• **Recorded information**
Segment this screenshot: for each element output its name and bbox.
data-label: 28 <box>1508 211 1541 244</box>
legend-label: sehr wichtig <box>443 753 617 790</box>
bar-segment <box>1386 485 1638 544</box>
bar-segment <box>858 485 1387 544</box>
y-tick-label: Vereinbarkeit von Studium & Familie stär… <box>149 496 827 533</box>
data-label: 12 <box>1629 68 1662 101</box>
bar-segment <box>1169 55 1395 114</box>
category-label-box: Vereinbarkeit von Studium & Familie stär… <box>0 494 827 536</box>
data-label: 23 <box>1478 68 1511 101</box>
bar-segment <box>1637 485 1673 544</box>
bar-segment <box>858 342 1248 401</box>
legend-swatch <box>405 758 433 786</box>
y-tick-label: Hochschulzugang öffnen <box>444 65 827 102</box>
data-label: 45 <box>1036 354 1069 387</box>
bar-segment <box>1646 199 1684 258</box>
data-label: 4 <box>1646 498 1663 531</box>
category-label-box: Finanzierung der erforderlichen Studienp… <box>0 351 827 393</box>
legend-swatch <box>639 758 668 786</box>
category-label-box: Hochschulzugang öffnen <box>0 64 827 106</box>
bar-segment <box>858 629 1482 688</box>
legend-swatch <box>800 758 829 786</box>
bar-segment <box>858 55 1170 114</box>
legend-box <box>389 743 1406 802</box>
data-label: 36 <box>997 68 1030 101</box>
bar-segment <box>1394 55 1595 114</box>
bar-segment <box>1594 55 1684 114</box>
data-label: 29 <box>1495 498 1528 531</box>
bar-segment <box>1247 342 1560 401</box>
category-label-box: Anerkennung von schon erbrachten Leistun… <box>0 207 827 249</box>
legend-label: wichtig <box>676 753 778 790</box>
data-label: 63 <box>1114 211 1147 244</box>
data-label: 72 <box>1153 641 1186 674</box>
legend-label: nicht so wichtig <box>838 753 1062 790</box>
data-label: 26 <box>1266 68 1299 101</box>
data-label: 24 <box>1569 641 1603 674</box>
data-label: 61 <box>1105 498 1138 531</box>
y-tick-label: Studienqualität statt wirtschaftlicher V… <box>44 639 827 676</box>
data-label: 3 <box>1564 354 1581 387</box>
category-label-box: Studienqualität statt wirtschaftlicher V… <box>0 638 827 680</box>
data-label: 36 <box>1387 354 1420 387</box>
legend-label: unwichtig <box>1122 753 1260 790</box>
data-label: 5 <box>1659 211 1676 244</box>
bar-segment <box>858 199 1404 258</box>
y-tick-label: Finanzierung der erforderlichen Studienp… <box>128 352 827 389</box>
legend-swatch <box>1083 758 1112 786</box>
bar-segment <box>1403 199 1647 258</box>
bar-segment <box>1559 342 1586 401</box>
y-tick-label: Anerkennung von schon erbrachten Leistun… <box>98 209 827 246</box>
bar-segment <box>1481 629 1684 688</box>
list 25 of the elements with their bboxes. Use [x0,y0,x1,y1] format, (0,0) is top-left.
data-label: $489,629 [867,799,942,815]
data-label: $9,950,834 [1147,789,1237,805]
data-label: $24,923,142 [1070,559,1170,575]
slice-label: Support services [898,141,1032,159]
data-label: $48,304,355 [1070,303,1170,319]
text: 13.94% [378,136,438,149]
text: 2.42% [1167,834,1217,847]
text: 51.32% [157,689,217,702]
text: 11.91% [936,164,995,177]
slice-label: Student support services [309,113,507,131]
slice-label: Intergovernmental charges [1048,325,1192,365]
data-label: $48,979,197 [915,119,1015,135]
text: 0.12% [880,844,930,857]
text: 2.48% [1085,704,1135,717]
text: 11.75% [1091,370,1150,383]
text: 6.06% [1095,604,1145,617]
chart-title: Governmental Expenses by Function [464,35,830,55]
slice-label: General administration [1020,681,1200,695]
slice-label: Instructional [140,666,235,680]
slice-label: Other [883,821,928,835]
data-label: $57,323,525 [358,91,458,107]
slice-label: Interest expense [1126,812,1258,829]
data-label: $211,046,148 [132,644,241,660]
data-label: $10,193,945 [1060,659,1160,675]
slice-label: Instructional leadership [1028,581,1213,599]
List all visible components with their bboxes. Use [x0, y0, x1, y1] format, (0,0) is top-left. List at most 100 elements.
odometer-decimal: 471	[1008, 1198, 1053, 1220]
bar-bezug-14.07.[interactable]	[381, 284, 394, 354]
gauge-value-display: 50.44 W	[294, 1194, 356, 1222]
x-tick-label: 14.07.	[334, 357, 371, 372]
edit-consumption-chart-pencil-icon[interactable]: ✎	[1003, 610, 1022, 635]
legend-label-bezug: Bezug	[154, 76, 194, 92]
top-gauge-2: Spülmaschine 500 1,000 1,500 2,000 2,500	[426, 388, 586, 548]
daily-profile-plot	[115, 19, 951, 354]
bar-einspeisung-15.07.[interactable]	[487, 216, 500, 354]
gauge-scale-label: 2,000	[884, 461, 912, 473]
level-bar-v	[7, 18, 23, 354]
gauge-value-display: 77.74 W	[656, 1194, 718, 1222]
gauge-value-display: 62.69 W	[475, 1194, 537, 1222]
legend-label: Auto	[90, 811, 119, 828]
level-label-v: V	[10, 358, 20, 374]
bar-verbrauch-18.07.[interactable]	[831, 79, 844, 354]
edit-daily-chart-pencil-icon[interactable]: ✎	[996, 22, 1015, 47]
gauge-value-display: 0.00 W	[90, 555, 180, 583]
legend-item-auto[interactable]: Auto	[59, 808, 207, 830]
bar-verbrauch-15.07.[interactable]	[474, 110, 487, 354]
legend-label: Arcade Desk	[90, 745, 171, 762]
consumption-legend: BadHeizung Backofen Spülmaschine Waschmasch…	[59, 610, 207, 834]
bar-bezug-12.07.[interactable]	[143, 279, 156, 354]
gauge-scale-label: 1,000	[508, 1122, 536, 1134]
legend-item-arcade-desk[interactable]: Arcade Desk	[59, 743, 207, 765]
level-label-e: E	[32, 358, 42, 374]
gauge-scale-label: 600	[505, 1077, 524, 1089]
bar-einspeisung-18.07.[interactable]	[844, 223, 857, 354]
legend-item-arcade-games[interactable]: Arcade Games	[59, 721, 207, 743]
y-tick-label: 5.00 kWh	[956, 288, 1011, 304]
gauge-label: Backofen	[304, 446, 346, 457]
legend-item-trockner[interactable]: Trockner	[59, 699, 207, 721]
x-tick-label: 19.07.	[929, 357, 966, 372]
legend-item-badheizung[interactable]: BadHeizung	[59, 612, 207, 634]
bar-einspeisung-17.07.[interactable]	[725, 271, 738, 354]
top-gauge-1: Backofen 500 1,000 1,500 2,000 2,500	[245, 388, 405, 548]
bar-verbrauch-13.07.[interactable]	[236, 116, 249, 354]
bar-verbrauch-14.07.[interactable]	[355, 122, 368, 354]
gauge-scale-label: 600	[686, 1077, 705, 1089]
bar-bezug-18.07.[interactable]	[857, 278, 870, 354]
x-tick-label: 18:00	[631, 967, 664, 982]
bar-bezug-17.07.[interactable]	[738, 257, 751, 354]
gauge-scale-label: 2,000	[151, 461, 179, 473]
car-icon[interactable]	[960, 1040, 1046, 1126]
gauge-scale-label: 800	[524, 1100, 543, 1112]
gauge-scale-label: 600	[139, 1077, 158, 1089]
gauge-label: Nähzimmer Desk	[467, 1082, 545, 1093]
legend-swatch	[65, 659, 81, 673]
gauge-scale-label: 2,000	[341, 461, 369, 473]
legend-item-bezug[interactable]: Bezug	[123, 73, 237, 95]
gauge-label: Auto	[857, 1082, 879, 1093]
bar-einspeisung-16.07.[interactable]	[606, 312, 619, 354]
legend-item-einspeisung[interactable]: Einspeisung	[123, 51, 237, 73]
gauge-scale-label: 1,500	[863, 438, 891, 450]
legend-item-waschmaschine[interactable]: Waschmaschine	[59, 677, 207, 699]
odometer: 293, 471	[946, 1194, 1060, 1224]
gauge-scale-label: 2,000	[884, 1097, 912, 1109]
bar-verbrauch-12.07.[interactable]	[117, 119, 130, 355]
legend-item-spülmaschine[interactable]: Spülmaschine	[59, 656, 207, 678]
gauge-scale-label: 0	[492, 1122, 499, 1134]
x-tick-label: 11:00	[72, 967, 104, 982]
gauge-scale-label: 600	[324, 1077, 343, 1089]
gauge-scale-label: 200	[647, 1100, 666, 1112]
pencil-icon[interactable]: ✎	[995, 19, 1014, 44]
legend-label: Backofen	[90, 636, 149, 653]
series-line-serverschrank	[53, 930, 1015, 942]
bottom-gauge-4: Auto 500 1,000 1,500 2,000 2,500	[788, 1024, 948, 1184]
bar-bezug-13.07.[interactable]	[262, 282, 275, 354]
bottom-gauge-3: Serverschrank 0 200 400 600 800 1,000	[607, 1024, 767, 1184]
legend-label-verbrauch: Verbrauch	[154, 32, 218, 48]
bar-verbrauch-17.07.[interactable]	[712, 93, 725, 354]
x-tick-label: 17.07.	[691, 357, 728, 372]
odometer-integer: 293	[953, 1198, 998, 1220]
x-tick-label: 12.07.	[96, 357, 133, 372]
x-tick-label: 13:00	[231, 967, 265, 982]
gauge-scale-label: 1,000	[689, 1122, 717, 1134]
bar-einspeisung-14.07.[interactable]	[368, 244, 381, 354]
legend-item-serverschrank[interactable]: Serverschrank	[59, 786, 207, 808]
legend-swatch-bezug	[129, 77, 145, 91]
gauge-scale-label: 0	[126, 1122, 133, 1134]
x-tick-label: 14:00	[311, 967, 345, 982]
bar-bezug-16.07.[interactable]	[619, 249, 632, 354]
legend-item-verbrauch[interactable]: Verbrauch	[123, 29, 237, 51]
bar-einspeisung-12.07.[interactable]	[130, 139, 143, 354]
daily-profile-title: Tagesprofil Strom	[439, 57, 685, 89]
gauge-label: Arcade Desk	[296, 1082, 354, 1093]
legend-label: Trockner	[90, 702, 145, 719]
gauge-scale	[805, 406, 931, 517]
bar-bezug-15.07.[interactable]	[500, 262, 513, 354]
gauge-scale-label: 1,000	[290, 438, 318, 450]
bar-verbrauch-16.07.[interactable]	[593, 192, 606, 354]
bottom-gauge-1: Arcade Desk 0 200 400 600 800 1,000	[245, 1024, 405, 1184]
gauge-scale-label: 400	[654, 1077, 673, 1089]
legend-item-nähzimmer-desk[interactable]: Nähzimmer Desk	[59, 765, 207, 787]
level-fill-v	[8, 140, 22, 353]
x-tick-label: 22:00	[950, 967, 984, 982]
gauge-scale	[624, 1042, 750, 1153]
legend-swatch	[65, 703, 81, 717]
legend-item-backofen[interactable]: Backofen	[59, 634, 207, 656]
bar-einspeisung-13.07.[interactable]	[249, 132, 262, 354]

• **Directive**
Reproduce the stretch of the material from its start through the line containing "data-label: 36 <box>1387 354 1420 387</box>", substituting "legend-marker" for every "legend-swatch" and leaving everything else unchanged.

• **Reply to the exercise**
Segment this screenshot: for each element output its name and bbox.
data-label: 28 <box>1508 211 1541 244</box>
legend-label: sehr wichtig <box>443 753 617 790</box>
bar-segment <box>1386 485 1638 544</box>
bar-segment <box>858 485 1387 544</box>
y-tick-label: Vereinbarkeit von Studium & Familie stär… <box>149 496 827 533</box>
data-label: 12 <box>1629 68 1662 101</box>
bar-segment <box>1169 55 1395 114</box>
category-label-box: Vereinbarkeit von Studium & Familie stär… <box>0 494 827 536</box>
data-label: 23 <box>1478 68 1511 101</box>
bar-segment <box>1637 485 1673 544</box>
bar-segment <box>858 342 1248 401</box>
legend-marker <box>405 758 433 786</box>
y-tick-label: Hochschulzugang öffnen <box>444 65 827 102</box>
data-label: 45 <box>1036 354 1069 387</box>
bar-segment <box>1646 199 1684 258</box>
data-label: 4 <box>1646 498 1663 531</box>
category-label-box: Finanzierung der erforderlichen Studienp… <box>0 351 827 393</box>
legend-marker <box>639 758 668 786</box>
category-label-box: Hochschulzugang öffnen <box>0 64 827 106</box>
bar-segment <box>858 629 1482 688</box>
legend-marker <box>800 758 829 786</box>
bar-segment <box>858 55 1170 114</box>
legend-box <box>389 743 1406 802</box>
data-label: 36 <box>997 68 1030 101</box>
bar-segment <box>1394 55 1595 114</box>
bar-segment <box>1594 55 1684 114</box>
data-label: 29 <box>1495 498 1528 531</box>
bar-segment <box>1247 342 1560 401</box>
category-label-box: Anerkennung von schon erbrachten Leistun… <box>0 207 827 249</box>
legend-label: wichtig <box>676 753 778 790</box>
data-label: 63 <box>1114 211 1147 244</box>
data-label: 72 <box>1153 641 1186 674</box>
legend-label: nicht so wichtig <box>838 753 1062 790</box>
data-label: 26 <box>1266 68 1299 101</box>
data-label: 24 <box>1569 641 1603 674</box>
data-label: 61 <box>1105 498 1138 531</box>
y-tick-label: Studienqualität statt wirtschaftlicher V… <box>44 639 827 676</box>
data-label: 3 <box>1564 354 1581 387</box>
category-label-box: Studienqualität statt wirtschaftlicher V… <box>0 638 827 680</box>
data-label: 36 <box>1387 354 1420 387</box>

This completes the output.